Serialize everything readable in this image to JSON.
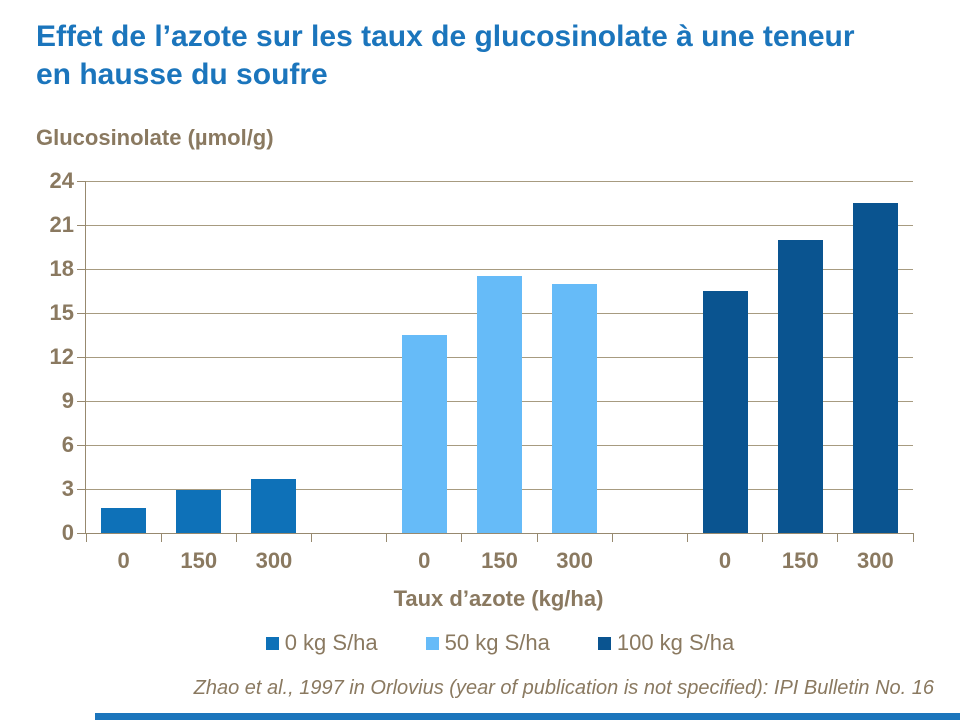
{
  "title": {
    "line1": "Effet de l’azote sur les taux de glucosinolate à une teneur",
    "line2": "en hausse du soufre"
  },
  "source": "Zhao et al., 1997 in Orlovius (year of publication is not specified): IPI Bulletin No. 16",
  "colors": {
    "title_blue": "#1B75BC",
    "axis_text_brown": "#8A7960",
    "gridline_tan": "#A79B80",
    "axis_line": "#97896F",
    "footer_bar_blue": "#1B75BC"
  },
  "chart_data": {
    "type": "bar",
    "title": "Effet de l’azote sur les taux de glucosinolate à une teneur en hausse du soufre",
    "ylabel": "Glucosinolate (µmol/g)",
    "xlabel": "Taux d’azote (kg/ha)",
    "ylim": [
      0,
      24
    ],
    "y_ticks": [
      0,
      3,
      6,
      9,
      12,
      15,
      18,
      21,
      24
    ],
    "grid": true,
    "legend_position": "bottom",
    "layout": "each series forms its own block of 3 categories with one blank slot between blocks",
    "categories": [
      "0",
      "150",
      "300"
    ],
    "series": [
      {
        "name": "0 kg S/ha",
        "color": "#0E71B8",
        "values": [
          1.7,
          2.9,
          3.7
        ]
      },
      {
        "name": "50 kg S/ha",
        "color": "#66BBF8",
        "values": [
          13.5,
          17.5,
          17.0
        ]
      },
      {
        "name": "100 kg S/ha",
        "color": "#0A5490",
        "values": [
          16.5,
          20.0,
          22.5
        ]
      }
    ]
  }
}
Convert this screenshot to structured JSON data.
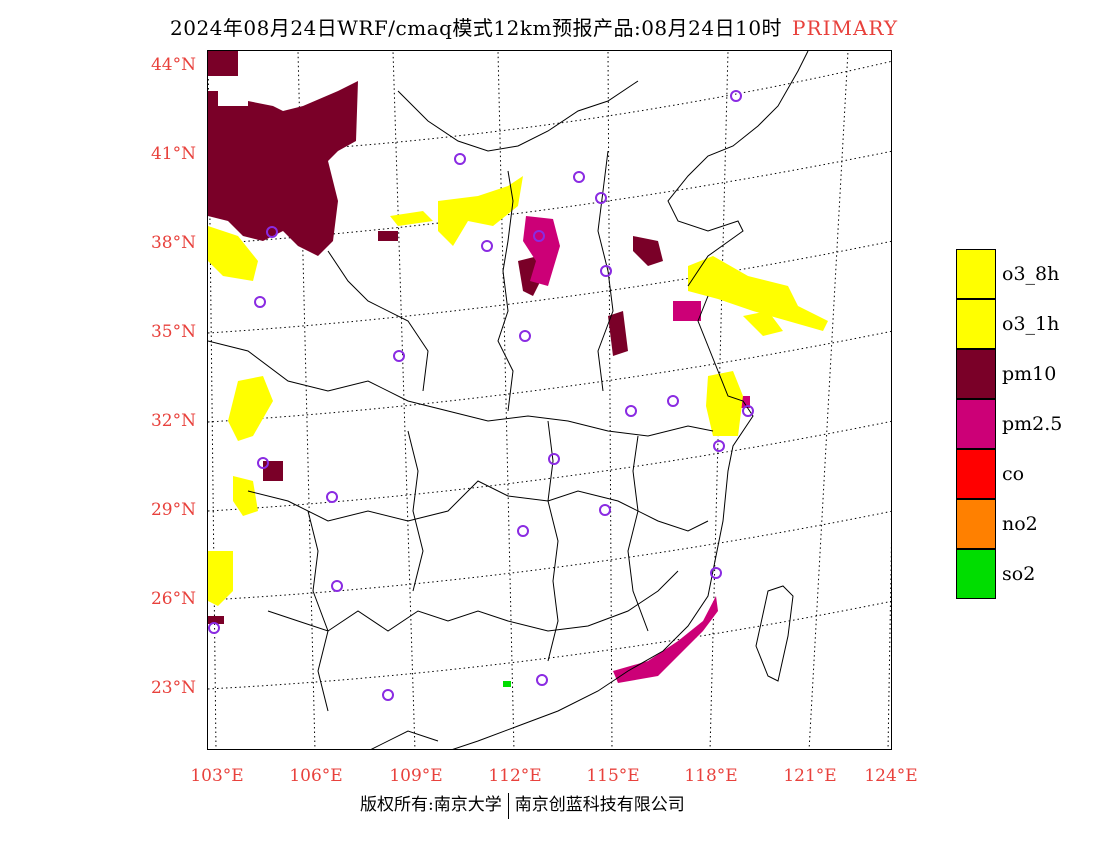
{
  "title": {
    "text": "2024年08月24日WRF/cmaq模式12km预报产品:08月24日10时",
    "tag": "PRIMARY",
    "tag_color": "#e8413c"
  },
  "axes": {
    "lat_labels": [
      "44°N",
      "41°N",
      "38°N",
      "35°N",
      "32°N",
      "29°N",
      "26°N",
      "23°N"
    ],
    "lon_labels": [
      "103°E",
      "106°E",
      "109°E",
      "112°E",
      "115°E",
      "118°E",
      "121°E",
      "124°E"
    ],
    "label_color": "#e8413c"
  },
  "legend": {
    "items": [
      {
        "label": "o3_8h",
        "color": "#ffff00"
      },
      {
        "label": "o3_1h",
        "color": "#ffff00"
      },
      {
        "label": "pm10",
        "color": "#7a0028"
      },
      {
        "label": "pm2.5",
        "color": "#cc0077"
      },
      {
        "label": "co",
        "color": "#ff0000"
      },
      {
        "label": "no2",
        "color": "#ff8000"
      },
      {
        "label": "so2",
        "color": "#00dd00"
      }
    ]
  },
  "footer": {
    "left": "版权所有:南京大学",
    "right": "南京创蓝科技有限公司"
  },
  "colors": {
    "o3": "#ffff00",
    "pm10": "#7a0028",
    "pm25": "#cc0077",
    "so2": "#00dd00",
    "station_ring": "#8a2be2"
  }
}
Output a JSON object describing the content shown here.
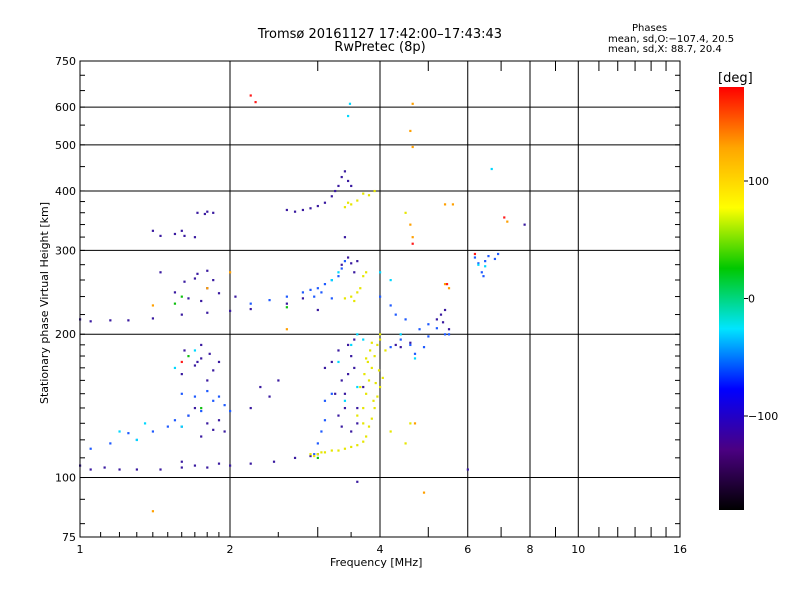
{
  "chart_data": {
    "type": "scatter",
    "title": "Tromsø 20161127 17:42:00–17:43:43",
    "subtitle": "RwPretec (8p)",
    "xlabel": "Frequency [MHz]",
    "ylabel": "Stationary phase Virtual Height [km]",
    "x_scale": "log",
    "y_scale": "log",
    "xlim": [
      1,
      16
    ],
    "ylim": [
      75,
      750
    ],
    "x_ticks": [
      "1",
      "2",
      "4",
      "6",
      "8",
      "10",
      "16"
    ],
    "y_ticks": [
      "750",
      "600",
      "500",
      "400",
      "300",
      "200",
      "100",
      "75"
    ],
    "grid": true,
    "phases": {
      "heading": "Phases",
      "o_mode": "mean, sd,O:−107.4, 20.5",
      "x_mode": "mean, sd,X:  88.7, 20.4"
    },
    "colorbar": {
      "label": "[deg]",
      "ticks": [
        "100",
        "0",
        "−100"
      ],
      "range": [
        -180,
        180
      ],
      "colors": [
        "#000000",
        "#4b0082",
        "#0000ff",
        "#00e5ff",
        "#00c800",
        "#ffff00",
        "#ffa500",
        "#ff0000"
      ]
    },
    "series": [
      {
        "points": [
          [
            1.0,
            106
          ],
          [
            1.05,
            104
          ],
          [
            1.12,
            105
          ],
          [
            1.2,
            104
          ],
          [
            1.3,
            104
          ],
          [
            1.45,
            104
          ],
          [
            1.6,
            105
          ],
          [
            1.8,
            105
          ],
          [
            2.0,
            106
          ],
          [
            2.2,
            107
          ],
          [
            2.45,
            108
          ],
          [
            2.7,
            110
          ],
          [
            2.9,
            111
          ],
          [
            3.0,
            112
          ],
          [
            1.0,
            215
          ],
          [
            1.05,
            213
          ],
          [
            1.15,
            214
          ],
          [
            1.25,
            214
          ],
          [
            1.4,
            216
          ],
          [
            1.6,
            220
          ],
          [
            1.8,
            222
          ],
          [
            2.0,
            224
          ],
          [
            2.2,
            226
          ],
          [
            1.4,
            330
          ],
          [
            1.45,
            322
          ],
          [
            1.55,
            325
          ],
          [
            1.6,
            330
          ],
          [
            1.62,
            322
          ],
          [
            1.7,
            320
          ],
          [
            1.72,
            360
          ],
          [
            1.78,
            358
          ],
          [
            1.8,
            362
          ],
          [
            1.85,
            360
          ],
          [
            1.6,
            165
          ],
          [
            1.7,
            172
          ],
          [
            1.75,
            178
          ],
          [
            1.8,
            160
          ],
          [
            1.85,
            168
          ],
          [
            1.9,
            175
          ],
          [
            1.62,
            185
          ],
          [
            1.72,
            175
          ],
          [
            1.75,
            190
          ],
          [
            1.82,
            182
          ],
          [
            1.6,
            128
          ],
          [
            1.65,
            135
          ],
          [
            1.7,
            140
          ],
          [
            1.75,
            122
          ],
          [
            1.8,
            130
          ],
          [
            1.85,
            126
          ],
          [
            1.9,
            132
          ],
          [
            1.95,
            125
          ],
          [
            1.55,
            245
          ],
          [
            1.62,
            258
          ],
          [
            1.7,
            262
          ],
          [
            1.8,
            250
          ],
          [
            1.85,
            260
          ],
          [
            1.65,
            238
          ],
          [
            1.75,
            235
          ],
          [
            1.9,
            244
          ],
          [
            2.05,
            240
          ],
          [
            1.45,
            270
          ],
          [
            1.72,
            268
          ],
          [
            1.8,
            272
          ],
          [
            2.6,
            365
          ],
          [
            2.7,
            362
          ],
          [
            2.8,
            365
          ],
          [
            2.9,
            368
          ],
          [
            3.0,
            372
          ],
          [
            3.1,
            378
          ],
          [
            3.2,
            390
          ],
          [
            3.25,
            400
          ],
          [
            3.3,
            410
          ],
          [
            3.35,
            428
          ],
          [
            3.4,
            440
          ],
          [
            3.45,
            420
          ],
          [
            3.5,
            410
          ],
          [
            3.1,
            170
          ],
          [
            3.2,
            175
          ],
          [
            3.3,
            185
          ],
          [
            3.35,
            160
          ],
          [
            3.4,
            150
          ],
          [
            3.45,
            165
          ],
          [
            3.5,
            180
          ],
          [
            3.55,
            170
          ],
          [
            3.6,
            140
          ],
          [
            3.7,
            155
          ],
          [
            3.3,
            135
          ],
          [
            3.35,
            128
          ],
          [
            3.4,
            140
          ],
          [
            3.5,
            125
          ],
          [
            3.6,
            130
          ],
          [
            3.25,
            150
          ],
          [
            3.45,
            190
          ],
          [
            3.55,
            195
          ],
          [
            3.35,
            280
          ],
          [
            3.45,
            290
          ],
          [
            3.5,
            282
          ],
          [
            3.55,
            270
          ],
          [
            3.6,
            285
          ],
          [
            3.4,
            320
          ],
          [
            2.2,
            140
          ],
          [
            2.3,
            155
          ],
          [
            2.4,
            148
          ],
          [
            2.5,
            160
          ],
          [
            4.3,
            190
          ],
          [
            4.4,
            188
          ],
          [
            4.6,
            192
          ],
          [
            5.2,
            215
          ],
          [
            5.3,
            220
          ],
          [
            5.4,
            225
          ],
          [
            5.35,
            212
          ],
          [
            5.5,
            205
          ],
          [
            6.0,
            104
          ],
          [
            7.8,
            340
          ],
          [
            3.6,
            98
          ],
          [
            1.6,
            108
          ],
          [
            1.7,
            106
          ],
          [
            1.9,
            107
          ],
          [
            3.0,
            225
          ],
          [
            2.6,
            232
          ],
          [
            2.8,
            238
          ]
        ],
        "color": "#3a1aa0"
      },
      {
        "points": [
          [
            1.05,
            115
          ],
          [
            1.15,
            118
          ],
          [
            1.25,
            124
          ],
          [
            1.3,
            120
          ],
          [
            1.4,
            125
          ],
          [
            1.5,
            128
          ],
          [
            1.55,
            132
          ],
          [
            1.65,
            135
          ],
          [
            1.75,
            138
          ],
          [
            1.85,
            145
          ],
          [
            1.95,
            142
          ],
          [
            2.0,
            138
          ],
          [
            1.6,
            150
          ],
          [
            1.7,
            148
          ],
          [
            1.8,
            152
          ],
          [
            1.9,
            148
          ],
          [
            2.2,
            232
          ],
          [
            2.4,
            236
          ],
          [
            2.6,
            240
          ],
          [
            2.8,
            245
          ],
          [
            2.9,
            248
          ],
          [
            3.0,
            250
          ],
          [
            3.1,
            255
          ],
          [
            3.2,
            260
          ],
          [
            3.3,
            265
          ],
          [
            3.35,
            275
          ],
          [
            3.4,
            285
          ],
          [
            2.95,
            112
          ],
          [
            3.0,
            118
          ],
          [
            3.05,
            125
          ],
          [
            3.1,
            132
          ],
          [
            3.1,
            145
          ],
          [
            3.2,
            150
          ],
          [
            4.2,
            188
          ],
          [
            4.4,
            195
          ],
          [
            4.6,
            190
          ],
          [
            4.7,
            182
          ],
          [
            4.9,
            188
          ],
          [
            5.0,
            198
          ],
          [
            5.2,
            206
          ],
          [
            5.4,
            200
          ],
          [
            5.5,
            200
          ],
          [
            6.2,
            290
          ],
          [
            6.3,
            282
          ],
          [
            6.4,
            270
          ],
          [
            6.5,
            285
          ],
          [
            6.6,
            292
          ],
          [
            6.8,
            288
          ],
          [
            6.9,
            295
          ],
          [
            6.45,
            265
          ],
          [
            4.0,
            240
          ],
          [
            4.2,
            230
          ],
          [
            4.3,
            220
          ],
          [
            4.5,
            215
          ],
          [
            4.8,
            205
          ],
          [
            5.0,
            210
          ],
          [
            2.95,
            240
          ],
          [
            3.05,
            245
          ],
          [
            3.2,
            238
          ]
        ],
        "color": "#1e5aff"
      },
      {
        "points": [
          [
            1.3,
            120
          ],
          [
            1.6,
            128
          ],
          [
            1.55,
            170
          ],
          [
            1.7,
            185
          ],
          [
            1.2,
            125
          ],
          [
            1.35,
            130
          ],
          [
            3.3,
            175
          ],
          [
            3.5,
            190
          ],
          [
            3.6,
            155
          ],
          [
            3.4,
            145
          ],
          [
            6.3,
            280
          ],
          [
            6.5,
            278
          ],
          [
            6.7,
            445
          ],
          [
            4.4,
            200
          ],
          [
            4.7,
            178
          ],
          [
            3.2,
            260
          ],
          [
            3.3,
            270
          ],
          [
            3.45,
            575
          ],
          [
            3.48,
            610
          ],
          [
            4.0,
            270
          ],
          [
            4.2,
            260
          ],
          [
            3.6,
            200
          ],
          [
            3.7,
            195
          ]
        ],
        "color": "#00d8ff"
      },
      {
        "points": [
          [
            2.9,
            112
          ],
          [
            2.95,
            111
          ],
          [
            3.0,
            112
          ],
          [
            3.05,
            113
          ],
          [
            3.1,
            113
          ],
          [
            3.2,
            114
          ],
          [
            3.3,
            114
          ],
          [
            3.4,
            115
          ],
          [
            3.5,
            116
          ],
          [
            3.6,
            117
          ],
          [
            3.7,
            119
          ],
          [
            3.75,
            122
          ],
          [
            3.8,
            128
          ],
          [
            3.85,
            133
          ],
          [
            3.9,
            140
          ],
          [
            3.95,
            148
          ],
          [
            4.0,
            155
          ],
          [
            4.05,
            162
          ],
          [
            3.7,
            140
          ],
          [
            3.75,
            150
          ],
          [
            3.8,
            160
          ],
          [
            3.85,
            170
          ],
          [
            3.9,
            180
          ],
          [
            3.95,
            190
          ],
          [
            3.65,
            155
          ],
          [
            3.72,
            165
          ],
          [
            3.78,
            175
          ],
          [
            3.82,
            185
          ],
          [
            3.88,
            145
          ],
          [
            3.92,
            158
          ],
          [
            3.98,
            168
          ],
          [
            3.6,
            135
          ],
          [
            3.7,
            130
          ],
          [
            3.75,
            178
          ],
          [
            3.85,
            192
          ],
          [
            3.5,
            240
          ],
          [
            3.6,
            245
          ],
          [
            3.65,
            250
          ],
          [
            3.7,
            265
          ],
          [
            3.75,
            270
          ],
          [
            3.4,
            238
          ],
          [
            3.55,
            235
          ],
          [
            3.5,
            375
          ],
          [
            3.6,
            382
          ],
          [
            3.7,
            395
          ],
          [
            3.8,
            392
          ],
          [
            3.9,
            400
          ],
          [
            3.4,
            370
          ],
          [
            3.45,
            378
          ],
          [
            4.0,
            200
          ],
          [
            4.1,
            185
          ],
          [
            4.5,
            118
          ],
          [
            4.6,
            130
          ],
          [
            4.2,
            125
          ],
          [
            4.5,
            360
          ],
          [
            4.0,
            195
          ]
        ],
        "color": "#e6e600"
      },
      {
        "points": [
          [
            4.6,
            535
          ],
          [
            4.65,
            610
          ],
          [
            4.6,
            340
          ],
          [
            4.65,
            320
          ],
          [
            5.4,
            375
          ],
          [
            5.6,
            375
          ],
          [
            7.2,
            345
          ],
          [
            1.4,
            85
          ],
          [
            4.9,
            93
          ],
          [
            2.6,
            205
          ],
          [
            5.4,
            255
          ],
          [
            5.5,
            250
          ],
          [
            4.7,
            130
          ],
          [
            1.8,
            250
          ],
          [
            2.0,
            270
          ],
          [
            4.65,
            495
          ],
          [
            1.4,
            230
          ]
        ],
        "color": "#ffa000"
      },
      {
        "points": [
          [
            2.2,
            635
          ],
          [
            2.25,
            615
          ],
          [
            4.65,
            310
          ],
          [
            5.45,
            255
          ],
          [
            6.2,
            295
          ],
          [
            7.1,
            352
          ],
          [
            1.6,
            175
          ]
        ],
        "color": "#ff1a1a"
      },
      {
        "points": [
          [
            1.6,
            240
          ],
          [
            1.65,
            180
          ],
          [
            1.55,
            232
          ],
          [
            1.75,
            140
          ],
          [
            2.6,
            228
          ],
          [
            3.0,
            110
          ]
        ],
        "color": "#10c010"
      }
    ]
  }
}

▸ The request
Identify and extract each line of the listing that contains "name".

▸ Response below
        "name": "0 kg S/ha",
        "name": "50 kg S/ha",
        "name": "100 kg S/ha",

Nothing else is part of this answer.